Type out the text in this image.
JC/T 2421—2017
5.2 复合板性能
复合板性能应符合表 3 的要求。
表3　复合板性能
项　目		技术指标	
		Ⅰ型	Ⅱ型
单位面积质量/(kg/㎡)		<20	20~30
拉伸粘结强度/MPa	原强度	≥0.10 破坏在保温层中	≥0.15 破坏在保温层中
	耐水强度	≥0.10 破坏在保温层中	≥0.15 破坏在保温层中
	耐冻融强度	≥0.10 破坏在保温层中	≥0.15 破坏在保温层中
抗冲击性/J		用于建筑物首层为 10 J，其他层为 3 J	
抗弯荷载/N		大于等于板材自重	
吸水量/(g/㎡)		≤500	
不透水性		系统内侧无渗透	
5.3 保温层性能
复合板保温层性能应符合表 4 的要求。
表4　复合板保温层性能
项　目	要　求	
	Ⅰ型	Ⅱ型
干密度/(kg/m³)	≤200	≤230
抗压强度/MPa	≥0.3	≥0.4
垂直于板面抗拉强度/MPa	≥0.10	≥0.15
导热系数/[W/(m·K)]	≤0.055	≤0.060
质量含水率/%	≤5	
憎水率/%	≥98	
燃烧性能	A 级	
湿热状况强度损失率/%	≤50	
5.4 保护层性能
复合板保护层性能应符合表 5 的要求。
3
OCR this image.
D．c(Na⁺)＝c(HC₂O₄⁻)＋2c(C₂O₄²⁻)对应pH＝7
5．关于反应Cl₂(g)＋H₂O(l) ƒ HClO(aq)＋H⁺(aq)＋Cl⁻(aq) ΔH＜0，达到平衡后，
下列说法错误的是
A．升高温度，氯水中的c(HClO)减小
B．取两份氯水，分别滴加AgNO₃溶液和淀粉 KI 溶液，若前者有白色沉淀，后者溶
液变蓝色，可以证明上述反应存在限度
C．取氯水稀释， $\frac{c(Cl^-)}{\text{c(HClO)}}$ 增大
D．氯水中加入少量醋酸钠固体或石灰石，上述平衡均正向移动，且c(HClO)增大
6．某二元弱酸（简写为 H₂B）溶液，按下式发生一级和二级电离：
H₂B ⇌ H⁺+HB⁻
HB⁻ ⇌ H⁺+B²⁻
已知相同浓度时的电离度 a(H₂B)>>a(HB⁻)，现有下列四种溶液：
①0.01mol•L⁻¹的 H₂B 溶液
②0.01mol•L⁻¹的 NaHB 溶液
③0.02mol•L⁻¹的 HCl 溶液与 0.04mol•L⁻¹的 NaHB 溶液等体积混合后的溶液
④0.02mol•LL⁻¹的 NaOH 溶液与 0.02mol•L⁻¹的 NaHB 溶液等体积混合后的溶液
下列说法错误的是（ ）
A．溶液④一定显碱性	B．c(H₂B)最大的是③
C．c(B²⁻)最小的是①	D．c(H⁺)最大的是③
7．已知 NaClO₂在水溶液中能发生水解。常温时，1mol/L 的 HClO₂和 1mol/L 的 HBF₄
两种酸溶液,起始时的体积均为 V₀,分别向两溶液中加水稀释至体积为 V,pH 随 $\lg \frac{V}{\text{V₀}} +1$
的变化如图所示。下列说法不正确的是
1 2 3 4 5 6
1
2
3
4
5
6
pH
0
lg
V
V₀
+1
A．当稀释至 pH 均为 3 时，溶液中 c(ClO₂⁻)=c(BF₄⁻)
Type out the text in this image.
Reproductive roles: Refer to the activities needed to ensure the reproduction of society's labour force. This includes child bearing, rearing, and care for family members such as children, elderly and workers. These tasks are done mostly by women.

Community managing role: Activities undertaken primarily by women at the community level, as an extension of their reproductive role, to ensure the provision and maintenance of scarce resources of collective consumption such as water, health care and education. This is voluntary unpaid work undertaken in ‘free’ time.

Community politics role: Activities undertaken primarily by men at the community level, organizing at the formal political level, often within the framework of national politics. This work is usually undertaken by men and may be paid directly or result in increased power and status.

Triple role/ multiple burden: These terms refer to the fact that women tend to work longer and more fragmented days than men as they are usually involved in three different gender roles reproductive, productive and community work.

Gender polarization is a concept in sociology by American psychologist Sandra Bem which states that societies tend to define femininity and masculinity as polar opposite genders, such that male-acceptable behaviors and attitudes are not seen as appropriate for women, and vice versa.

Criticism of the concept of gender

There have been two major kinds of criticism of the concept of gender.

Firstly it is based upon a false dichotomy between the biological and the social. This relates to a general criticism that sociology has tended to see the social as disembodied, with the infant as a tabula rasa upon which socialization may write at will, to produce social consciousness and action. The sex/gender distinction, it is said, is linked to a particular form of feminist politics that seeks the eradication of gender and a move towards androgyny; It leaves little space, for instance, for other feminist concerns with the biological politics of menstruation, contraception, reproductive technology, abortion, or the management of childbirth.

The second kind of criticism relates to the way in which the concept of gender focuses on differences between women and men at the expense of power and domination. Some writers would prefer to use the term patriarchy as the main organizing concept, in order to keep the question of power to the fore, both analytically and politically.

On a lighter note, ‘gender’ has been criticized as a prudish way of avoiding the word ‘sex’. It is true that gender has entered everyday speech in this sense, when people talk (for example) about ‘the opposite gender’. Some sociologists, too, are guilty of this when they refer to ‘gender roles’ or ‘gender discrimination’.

##############################

▶ **Written instruction**: Report how many lines contain "that". Give nothing but the number.

▶ **Reply to the exercise**: 4